### [WHAT YOU ARE ASKED TO DO]
Find every line of the listing below where "this" appears, and copy it.

### [DATA]
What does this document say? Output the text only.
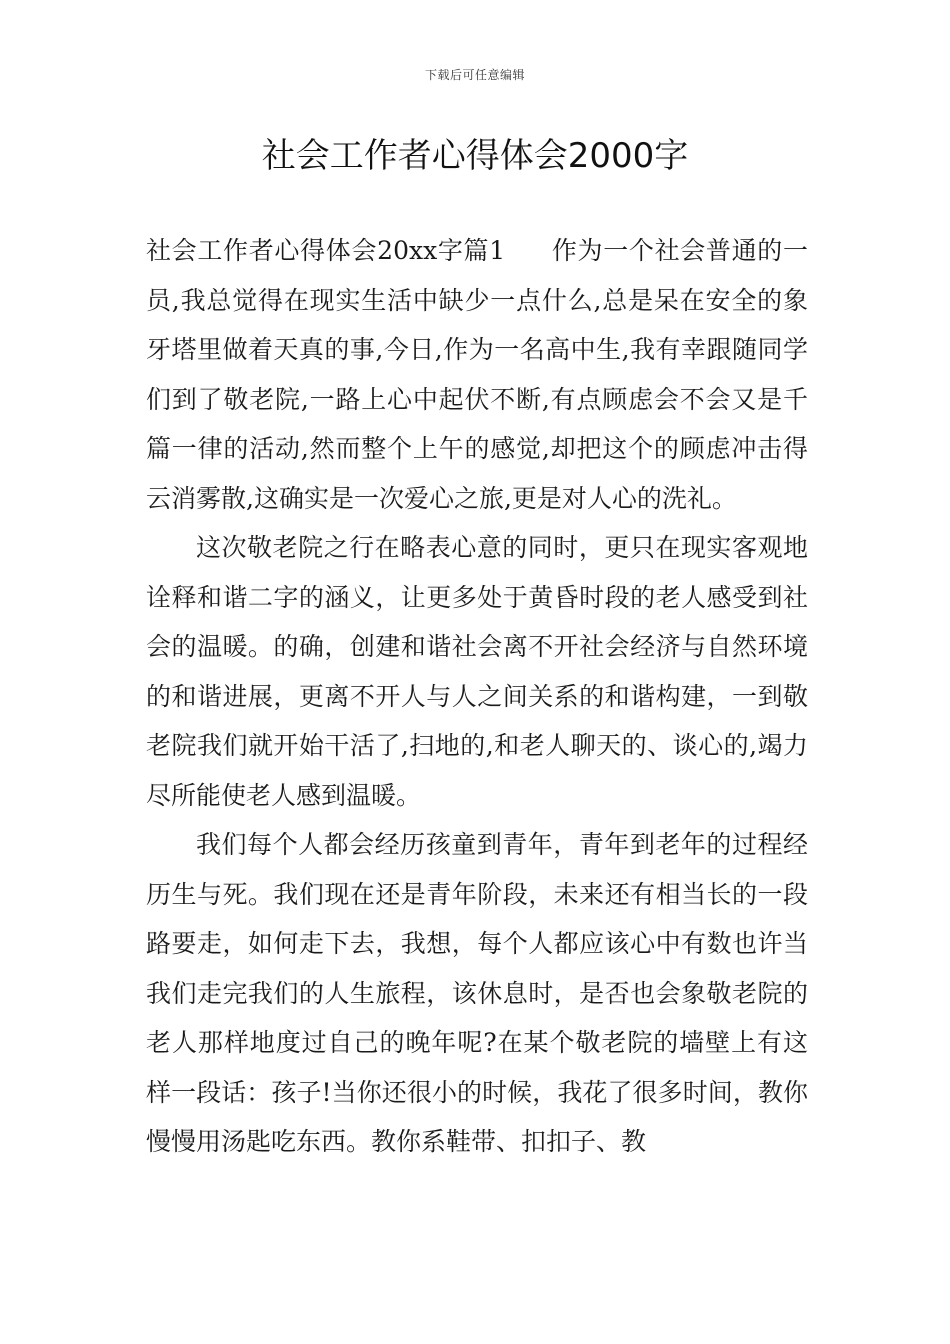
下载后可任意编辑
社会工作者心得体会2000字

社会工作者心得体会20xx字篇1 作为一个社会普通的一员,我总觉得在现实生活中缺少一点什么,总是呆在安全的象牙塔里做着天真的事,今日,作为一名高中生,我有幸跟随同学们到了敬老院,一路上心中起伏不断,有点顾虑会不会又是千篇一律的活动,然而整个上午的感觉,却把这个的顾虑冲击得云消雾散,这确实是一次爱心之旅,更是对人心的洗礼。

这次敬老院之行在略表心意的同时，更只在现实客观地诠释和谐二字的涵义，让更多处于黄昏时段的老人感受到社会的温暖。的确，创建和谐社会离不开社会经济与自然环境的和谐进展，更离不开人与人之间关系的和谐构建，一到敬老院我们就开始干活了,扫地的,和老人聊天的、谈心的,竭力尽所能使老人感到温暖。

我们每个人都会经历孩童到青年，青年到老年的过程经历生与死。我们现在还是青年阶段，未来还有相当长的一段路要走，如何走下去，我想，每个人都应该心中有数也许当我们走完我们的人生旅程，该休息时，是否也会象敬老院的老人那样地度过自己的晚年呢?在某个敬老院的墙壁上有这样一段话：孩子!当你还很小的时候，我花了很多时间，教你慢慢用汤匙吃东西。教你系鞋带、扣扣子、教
...
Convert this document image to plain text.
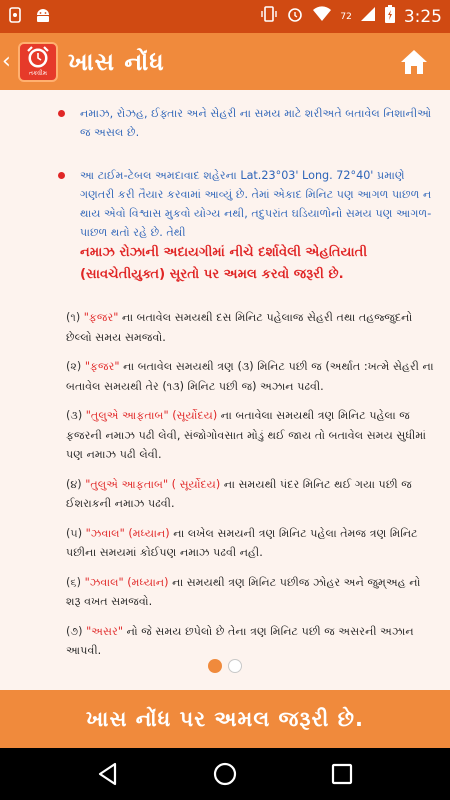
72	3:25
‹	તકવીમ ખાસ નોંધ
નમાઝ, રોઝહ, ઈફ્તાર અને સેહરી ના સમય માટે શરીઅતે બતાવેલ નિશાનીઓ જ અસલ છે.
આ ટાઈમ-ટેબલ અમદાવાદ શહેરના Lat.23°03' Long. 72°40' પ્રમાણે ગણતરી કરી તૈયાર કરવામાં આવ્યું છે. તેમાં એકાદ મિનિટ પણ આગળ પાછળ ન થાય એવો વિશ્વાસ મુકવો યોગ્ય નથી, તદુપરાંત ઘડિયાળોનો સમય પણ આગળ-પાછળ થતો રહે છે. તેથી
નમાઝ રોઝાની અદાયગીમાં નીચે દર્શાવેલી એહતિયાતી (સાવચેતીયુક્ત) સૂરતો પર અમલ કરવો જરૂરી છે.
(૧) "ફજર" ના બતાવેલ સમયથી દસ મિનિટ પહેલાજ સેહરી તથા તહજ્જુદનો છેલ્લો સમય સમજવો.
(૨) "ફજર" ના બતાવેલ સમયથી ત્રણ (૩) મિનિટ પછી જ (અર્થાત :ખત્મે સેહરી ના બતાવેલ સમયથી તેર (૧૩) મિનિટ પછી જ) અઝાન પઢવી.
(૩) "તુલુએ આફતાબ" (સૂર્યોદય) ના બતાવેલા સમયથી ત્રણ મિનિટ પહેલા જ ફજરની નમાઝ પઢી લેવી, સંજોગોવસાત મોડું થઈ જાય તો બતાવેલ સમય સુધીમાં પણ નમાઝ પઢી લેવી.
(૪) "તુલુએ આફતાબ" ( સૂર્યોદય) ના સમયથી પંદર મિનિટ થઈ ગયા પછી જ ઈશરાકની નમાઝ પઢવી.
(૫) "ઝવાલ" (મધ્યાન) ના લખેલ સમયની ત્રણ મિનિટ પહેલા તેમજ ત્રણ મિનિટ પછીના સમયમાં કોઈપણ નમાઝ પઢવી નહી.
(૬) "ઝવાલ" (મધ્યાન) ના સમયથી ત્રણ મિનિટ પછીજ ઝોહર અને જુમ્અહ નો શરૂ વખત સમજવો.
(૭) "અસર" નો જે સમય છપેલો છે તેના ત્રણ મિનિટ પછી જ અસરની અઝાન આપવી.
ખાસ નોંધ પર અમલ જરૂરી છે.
---
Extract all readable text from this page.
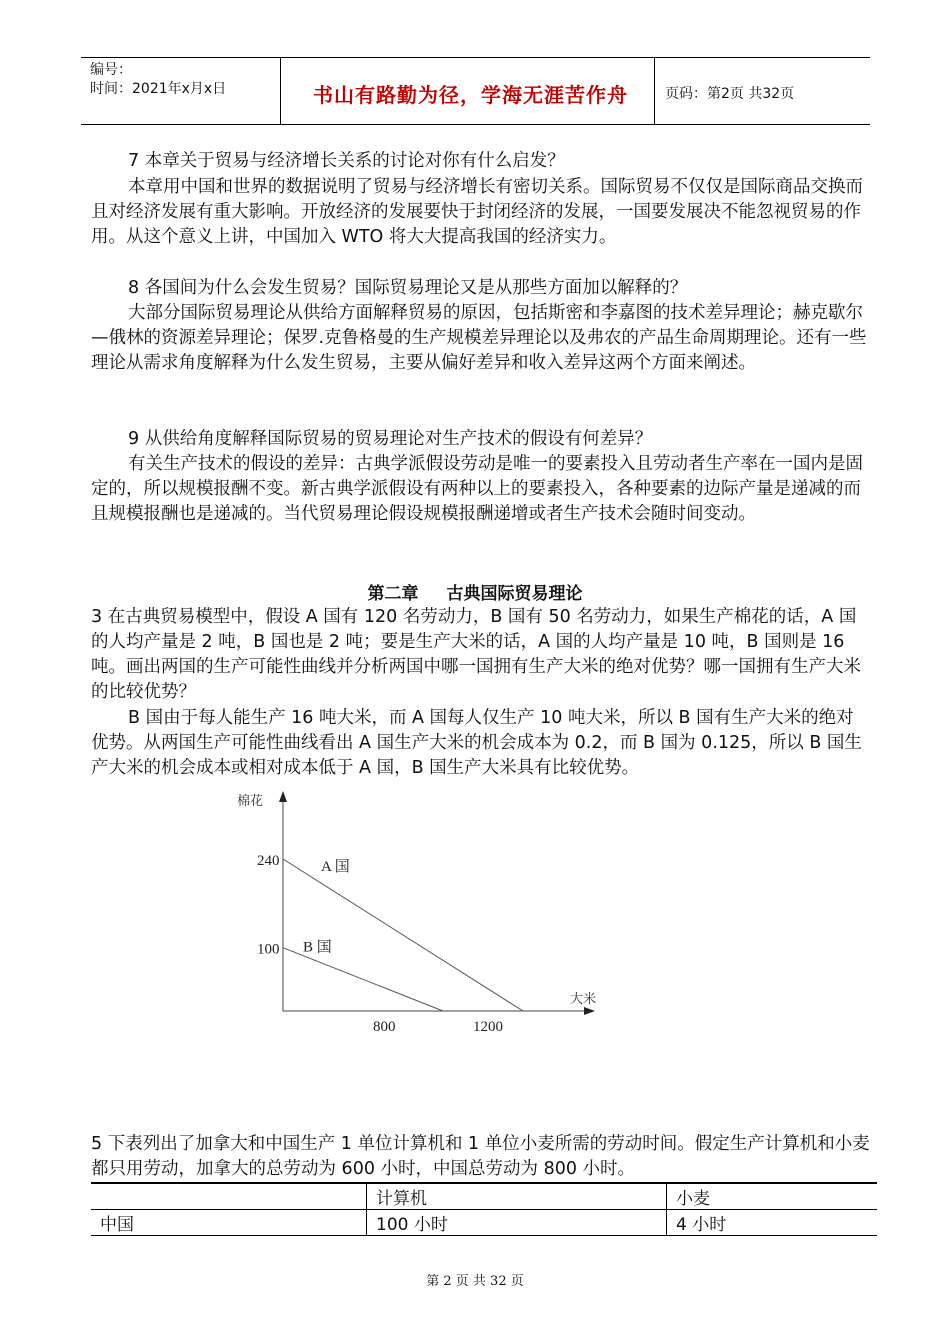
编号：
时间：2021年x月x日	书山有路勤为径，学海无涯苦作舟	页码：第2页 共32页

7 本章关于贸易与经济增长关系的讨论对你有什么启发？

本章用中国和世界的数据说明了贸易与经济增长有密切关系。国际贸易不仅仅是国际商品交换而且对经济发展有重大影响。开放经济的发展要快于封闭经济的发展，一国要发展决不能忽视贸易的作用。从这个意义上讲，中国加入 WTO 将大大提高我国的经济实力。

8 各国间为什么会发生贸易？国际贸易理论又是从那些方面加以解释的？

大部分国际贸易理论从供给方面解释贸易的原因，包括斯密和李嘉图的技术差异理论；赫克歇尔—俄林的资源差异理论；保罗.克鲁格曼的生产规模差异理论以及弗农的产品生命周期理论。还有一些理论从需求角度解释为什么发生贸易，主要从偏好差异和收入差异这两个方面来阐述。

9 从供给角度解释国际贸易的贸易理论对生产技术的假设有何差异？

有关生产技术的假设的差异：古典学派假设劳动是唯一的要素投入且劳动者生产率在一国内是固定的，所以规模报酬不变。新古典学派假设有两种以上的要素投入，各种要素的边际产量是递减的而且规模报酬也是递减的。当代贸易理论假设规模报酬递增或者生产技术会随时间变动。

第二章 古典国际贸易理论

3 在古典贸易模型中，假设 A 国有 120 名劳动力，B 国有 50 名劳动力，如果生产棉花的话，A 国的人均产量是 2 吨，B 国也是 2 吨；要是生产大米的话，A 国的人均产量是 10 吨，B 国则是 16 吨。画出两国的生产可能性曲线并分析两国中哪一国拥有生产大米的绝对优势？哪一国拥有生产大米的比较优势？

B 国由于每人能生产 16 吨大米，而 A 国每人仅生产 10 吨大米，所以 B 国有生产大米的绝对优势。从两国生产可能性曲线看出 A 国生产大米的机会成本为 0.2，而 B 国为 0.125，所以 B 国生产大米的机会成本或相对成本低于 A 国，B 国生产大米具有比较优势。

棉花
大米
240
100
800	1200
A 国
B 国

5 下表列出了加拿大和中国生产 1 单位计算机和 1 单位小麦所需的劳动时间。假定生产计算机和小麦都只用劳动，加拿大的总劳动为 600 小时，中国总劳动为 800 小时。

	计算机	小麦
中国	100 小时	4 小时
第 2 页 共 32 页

### [THE OUTPUT]
What does this document say? Output the text only.
Convert this document image to plain text.
Extract all readable text from this page.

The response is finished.